**Task to carry out**: Report how many lines contain "image"; state the number and nothing else.

[Figure collection entries]
============================================================
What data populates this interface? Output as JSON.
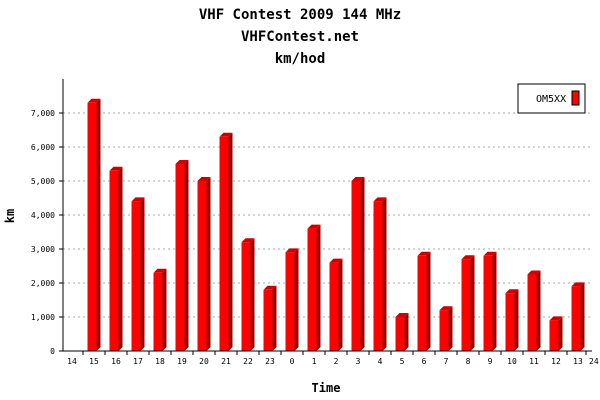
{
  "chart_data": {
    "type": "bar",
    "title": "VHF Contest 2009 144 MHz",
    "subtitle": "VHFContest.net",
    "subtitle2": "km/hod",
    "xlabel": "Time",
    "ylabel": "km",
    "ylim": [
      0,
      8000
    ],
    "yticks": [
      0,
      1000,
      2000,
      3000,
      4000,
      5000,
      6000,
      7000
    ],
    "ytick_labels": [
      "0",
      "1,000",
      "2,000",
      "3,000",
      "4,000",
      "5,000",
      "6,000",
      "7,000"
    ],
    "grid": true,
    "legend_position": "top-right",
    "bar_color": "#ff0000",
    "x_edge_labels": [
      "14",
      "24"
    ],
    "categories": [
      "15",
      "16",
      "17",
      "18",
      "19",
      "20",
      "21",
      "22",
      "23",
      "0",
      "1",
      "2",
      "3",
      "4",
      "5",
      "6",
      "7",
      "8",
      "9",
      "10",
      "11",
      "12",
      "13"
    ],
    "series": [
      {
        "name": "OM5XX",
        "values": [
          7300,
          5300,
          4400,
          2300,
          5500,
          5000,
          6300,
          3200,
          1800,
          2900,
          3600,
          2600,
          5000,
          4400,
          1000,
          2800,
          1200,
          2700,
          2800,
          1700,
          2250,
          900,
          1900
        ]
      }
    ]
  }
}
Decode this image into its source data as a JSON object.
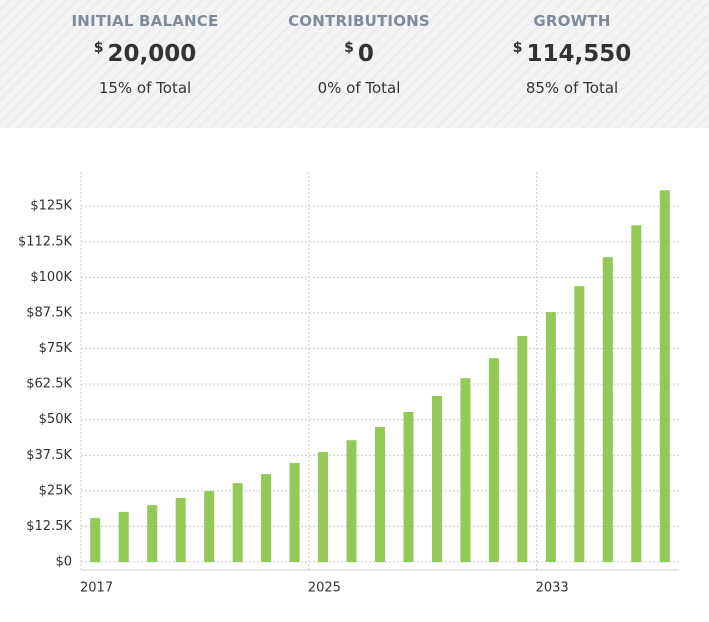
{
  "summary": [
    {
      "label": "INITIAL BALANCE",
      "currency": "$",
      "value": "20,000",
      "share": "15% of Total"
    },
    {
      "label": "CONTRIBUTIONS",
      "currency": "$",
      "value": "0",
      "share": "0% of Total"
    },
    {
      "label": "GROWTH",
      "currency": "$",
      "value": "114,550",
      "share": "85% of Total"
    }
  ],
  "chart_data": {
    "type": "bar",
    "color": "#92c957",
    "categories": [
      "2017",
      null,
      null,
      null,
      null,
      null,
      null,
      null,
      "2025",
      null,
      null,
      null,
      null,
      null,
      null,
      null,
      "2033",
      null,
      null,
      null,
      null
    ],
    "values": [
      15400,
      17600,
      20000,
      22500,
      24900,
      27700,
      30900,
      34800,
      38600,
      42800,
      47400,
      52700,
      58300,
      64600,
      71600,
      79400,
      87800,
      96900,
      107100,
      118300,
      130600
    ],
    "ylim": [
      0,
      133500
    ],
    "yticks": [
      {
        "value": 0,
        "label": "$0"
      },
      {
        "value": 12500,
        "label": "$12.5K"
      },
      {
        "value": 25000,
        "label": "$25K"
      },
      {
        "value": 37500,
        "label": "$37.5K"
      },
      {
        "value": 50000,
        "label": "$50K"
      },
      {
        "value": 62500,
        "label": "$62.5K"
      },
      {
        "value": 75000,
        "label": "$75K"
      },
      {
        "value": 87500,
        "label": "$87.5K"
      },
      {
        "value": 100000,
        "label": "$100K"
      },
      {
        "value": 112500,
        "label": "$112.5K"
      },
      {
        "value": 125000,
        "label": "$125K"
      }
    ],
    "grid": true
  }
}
============================================================
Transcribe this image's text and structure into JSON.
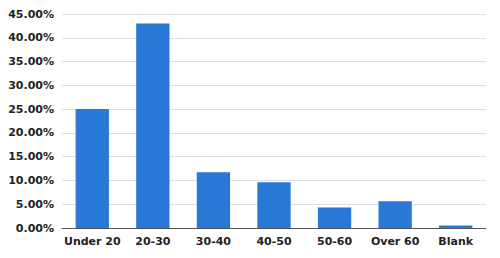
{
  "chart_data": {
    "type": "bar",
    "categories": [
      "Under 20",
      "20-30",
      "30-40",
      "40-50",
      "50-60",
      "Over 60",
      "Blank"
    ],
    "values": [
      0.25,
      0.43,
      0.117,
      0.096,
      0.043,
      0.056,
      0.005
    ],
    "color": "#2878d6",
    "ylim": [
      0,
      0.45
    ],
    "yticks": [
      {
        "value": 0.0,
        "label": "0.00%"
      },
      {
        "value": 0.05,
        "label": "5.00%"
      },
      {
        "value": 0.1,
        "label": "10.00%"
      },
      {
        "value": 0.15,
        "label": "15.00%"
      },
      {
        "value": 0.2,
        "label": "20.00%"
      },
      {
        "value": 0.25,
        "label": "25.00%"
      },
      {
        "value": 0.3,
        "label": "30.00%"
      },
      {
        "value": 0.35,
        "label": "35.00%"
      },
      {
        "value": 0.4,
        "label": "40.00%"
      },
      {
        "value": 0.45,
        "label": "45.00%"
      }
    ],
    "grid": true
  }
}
============================================================
**Exercise answer**: 2